* _WHAT TO DO_: Tally the lines of the listing that contain the string "color". Give the number and nothing else.
━━━ DATA SHOWN
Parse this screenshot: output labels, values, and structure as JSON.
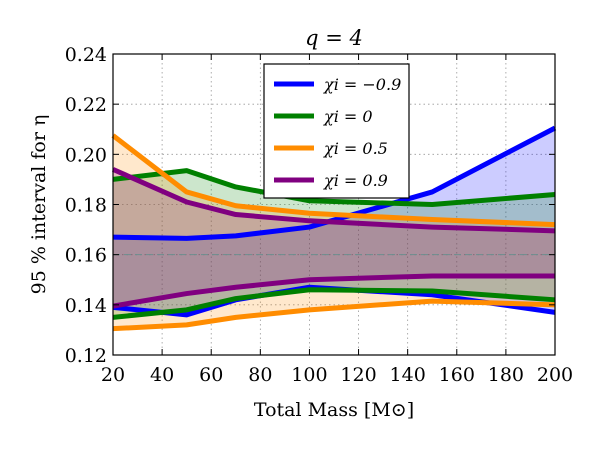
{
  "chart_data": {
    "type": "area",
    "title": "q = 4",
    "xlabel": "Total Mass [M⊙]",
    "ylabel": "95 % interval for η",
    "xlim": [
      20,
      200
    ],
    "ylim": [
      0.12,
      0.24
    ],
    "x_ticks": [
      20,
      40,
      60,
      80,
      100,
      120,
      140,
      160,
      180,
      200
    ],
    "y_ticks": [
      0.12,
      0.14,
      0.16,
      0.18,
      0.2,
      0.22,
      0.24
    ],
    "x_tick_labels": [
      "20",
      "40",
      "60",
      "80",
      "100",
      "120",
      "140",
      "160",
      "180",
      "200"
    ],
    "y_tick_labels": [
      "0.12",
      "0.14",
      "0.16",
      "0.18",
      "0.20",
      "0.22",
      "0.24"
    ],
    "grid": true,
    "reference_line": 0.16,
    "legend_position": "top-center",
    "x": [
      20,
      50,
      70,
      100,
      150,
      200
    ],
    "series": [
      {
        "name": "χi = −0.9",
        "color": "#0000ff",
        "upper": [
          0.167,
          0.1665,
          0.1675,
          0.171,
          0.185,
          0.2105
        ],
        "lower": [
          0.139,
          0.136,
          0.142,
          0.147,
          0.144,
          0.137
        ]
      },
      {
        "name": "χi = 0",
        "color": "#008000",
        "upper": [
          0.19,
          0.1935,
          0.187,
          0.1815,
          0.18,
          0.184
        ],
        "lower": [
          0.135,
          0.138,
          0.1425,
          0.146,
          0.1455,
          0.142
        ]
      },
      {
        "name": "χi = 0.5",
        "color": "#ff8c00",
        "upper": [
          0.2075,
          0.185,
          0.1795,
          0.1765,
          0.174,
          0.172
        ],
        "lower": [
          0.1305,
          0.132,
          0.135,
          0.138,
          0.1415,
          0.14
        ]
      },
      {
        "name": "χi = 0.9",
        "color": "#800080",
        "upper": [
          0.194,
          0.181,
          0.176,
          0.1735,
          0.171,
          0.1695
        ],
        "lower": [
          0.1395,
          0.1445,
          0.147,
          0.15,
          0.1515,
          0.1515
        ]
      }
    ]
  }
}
━━━━━━
* _RESULT_: 4